Items from a data source:

★ ★ ★ ★ ★ ★ ★

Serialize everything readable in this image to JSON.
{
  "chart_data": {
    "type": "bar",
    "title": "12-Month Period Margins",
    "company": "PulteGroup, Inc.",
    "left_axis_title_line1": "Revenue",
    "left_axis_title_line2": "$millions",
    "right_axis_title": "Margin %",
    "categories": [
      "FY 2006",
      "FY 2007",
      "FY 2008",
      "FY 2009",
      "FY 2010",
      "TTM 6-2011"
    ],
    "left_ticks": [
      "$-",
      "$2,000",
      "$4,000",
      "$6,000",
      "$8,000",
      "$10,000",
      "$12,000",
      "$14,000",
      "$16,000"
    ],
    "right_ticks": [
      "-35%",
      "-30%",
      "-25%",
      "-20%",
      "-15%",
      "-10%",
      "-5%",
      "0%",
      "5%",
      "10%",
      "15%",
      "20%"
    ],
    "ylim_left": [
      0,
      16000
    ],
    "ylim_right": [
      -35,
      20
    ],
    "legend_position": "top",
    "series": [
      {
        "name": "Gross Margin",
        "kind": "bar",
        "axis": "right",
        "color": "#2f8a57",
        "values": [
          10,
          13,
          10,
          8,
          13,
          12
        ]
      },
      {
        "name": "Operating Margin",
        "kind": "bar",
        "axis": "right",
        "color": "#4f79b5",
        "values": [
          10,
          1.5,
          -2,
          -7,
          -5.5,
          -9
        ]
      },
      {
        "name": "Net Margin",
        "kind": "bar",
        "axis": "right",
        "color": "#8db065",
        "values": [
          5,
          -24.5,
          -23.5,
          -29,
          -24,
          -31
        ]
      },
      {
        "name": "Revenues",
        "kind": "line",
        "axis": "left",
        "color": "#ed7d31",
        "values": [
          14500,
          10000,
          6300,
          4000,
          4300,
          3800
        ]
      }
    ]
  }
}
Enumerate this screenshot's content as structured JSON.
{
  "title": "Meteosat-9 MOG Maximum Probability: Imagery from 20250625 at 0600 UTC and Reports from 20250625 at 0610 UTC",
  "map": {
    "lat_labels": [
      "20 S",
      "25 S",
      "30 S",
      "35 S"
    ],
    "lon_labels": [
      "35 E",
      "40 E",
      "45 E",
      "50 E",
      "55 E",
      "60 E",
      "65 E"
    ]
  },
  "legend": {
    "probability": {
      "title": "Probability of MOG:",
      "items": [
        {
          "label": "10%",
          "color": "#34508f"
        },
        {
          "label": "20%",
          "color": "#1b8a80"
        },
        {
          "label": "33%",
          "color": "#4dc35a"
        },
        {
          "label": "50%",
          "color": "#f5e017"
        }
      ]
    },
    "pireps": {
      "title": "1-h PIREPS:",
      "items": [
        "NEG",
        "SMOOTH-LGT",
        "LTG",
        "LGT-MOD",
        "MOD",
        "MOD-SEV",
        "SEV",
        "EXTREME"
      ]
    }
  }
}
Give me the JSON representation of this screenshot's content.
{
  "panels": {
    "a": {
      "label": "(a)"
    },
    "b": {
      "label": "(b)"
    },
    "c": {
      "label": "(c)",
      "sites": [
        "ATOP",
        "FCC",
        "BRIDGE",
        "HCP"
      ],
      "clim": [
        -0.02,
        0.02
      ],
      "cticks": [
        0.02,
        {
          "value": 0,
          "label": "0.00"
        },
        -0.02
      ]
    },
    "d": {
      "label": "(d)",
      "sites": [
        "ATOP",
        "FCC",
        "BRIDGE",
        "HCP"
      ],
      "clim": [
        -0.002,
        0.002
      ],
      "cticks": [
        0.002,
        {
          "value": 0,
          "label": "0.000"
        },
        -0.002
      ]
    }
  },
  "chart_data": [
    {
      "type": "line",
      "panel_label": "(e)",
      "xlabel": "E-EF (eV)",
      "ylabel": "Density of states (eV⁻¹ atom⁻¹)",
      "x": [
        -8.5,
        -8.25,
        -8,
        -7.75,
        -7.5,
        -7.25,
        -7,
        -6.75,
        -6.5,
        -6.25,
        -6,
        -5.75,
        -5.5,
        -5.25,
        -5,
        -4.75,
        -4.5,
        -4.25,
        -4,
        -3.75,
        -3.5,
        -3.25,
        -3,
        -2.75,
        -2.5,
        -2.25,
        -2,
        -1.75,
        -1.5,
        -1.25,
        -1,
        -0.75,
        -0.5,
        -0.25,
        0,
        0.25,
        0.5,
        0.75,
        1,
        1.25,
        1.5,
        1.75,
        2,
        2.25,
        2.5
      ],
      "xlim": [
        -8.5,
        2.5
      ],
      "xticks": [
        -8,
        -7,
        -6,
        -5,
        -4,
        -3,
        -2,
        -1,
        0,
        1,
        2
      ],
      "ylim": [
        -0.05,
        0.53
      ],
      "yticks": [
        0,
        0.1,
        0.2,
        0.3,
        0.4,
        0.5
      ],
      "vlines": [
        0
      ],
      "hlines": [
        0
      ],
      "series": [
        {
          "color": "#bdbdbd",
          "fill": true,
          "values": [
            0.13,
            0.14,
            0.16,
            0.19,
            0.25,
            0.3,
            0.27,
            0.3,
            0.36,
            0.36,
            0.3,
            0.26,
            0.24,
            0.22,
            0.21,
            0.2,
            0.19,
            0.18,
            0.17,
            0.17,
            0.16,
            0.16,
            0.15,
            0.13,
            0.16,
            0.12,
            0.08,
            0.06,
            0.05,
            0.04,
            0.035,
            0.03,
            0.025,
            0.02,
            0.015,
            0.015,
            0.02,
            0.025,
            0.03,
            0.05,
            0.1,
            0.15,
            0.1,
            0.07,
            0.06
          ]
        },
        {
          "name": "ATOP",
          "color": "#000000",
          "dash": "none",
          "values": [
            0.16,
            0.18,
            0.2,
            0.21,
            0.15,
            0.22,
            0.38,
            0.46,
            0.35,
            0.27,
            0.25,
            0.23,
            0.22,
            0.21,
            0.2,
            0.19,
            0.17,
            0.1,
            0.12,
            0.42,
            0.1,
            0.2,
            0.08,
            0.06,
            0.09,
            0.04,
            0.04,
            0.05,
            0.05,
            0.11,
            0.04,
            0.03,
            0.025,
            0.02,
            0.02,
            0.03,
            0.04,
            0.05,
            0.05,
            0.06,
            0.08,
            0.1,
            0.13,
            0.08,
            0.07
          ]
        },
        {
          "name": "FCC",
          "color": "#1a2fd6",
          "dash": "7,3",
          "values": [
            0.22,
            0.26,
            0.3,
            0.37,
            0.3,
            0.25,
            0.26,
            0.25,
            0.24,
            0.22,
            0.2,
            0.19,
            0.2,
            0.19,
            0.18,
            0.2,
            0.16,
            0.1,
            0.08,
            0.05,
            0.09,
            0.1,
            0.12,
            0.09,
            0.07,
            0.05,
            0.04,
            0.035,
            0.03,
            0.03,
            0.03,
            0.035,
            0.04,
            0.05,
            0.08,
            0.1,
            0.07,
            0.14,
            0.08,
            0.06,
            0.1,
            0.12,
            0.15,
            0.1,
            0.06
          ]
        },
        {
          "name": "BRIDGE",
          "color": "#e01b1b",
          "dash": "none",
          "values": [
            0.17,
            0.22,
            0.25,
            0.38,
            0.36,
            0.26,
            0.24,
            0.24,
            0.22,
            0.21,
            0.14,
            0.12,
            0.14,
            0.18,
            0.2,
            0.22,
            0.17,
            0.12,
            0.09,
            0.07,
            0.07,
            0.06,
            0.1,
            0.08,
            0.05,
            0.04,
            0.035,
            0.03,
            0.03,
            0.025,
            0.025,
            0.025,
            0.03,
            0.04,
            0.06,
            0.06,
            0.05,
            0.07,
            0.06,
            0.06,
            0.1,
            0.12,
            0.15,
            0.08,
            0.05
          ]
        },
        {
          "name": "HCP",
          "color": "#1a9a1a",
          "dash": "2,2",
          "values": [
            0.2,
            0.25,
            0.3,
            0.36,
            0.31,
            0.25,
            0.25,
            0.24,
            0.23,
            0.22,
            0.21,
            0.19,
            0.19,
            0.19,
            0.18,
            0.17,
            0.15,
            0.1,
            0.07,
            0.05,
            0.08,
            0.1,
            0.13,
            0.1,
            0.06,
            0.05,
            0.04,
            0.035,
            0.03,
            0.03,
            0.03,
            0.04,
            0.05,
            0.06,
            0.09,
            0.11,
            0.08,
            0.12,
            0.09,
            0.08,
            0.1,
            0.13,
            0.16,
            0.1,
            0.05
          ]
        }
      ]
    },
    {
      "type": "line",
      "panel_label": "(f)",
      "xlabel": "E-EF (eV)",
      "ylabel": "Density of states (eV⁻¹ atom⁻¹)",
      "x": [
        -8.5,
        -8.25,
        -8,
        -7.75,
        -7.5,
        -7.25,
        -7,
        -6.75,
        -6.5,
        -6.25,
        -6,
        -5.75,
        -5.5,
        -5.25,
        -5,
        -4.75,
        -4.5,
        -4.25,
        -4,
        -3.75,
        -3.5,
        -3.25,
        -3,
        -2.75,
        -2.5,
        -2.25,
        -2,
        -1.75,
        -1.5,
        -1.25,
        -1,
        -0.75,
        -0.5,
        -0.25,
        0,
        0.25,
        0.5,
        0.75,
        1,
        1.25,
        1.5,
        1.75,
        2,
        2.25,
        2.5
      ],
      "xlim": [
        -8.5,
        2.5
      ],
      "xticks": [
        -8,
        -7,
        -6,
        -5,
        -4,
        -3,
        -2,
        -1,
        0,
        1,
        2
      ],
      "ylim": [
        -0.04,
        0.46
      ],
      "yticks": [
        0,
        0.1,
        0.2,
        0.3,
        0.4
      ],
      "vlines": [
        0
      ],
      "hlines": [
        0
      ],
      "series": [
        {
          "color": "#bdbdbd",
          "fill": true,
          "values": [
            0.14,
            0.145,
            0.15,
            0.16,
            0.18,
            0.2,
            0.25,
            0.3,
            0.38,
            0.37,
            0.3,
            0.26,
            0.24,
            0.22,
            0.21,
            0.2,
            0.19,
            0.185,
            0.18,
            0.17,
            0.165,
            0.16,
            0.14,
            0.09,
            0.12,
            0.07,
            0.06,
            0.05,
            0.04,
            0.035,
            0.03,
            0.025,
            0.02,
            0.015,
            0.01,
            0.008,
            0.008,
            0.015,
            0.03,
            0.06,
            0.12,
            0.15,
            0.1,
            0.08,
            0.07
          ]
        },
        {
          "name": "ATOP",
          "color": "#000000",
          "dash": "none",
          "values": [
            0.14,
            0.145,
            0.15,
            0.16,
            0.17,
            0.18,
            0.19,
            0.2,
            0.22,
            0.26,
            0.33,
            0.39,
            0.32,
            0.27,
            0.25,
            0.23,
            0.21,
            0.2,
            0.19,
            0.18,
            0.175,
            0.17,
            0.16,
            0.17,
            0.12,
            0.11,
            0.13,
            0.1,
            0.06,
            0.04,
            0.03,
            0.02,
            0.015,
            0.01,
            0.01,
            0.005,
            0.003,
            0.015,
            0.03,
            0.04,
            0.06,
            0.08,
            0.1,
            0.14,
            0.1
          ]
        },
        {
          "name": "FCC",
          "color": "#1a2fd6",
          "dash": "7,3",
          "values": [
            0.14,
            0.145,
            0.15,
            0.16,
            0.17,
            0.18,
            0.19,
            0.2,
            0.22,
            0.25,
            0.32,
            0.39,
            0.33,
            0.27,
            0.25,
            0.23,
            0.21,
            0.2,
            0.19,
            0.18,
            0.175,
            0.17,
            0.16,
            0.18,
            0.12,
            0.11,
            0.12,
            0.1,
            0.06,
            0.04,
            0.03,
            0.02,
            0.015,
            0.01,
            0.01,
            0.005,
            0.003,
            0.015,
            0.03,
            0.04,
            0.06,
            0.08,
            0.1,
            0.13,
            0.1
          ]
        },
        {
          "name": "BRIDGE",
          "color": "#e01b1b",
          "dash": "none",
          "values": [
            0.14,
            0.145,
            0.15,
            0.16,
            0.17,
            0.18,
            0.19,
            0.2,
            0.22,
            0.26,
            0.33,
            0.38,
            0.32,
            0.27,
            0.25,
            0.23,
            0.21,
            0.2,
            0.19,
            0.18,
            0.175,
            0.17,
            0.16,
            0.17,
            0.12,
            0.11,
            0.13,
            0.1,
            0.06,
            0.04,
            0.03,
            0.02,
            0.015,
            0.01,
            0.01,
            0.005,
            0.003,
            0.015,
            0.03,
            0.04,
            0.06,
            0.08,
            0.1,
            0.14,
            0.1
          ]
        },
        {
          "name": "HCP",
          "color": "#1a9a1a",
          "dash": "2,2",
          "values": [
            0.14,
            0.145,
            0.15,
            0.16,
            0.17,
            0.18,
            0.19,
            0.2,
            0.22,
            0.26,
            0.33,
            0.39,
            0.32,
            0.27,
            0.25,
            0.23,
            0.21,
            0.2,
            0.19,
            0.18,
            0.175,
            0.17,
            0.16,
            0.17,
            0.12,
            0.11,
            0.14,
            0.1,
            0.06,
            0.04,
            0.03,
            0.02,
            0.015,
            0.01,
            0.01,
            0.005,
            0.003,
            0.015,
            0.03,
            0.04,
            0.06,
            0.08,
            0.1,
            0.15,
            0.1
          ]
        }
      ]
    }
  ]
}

★ ★ ★ ★ ★ ★ ★

• **Your task**
Looking at the data above, show all lines where the word "this" occurs.

• **Reply to the exercise**
Serialize everything readable in this image to JSON.
Enumerate this screenshot's content as structured JSON.
Give me the JSON representation of this screenshot's content.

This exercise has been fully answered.